## Begin Extracted entries

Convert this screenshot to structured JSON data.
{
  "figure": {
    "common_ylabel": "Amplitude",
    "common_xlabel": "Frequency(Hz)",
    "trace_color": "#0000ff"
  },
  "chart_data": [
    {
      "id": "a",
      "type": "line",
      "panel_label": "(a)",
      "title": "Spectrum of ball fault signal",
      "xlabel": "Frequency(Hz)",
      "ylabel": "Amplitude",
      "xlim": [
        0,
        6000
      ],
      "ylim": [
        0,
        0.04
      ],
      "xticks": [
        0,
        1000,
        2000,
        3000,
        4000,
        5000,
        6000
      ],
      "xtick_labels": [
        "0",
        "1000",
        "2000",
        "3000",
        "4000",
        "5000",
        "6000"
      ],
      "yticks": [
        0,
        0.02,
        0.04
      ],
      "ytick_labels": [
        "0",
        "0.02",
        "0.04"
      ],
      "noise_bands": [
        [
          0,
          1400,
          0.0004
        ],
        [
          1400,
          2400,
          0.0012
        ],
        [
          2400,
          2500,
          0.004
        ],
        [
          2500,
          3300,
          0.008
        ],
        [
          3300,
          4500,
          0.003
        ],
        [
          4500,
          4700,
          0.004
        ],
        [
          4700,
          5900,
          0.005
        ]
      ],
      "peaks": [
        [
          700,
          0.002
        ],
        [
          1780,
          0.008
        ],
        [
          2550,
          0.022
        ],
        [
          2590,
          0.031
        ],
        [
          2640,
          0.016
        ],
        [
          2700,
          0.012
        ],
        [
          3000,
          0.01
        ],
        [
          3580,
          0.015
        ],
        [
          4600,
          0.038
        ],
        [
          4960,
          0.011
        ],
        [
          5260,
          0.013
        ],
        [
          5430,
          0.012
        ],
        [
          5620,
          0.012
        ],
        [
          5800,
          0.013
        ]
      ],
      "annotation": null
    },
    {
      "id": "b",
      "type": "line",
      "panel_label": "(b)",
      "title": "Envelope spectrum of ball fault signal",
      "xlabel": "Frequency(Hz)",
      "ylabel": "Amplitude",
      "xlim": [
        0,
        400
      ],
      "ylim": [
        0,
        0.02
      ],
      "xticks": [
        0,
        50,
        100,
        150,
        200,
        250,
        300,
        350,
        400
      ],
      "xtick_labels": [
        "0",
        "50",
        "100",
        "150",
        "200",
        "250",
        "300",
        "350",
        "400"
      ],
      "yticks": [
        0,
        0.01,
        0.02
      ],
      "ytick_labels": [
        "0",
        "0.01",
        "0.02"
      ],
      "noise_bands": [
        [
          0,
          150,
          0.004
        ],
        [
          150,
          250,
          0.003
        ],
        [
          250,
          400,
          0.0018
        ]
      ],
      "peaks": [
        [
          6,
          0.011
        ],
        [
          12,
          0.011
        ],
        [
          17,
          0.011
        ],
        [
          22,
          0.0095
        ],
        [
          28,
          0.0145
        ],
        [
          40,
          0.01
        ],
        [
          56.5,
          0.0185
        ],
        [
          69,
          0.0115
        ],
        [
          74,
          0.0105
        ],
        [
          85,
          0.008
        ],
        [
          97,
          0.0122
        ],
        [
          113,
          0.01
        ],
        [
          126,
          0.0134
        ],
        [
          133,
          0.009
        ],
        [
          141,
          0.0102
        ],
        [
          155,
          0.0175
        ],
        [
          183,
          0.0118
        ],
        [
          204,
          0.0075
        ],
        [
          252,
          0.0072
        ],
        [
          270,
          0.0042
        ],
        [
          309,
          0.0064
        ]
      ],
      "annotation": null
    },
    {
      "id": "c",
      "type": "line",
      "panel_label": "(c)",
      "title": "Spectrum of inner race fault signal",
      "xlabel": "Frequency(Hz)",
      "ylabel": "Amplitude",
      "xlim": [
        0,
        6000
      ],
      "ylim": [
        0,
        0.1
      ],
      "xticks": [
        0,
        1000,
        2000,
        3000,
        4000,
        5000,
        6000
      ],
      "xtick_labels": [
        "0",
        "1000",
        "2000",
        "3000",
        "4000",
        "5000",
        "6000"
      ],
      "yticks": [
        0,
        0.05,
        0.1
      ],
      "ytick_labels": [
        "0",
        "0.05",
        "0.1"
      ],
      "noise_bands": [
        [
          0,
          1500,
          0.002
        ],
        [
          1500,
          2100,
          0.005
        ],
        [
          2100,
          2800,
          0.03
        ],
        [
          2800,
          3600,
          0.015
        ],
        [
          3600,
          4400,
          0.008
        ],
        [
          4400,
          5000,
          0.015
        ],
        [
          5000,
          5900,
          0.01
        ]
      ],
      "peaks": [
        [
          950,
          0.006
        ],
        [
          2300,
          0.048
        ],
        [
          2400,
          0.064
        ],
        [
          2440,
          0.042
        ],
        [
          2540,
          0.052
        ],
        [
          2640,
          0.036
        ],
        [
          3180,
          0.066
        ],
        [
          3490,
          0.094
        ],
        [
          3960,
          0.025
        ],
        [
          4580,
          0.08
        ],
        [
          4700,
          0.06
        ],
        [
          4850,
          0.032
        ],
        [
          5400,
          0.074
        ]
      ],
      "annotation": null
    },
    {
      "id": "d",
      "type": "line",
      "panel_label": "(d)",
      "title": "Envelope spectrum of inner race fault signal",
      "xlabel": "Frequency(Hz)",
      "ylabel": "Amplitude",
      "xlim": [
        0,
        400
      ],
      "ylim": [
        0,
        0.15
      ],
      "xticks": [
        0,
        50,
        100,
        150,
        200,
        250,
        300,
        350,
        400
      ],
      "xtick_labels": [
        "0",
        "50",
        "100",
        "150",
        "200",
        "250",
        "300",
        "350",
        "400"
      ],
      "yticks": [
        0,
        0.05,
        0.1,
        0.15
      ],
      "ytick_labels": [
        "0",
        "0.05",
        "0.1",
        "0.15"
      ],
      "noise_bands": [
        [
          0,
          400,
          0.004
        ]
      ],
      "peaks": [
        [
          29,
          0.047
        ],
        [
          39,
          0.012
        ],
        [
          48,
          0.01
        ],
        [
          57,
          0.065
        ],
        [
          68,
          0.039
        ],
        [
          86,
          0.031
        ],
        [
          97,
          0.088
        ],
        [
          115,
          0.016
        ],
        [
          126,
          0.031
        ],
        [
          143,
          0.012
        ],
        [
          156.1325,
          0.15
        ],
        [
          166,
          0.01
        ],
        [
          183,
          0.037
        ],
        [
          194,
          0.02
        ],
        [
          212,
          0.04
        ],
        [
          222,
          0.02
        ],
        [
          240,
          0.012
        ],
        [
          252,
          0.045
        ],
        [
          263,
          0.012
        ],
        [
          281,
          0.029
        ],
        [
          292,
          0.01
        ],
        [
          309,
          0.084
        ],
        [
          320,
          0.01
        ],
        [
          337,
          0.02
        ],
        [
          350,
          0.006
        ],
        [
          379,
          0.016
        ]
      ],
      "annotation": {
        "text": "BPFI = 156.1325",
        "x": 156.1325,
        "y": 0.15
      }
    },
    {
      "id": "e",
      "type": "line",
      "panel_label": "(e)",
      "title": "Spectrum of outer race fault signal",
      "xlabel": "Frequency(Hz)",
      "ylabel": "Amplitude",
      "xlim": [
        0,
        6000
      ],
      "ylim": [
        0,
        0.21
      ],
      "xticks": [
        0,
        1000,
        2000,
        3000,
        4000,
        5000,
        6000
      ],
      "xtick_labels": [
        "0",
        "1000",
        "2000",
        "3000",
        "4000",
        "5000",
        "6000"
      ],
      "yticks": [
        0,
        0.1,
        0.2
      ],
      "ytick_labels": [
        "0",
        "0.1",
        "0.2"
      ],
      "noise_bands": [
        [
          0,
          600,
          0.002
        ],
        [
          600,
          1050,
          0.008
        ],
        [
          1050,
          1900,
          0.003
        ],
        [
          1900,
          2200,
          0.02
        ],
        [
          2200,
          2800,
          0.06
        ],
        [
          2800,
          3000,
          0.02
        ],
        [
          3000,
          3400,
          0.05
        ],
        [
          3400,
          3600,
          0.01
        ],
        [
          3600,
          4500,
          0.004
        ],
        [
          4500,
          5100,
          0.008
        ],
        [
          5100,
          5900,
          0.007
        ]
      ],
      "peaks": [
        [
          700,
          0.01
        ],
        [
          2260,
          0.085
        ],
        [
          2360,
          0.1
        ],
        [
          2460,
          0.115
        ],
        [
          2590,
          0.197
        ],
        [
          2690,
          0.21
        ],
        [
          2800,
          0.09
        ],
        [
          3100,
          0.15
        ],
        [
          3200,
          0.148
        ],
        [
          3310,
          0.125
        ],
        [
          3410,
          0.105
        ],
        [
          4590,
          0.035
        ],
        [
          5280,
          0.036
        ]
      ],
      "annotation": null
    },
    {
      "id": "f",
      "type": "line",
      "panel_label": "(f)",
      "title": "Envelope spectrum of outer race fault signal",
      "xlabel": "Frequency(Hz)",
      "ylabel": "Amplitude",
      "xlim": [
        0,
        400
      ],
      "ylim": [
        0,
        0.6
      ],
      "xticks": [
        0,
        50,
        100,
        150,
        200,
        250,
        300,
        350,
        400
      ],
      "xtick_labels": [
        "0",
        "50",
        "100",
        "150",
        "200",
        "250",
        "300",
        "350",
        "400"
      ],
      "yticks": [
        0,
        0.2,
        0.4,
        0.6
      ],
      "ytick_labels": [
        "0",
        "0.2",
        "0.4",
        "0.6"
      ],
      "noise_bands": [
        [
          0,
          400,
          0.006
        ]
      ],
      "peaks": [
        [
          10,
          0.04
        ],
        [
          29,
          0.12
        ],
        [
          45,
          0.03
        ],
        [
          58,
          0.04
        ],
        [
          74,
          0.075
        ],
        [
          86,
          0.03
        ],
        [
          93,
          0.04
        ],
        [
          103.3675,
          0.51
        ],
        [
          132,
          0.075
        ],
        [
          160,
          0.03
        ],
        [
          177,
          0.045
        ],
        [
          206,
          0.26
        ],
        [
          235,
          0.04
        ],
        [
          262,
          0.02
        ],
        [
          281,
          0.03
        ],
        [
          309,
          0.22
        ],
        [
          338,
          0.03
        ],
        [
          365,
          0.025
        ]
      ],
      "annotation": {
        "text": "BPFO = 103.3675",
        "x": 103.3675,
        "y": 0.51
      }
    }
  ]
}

## End Extracted entries

The request: All lines that include "title" are to be gathered and copied.

Task result:
      "title": "Spectrum of ball fault signal",
      "title": "Envelope spectrum of ball fault signal",
      "title": "Spectrum of inner race fault signal",
      "title": "Envelope spectrum of inner race fault signal",
      "title": "Spectrum of outer race fault signal",
      "title": "Envelope spectrum of outer race fault signal",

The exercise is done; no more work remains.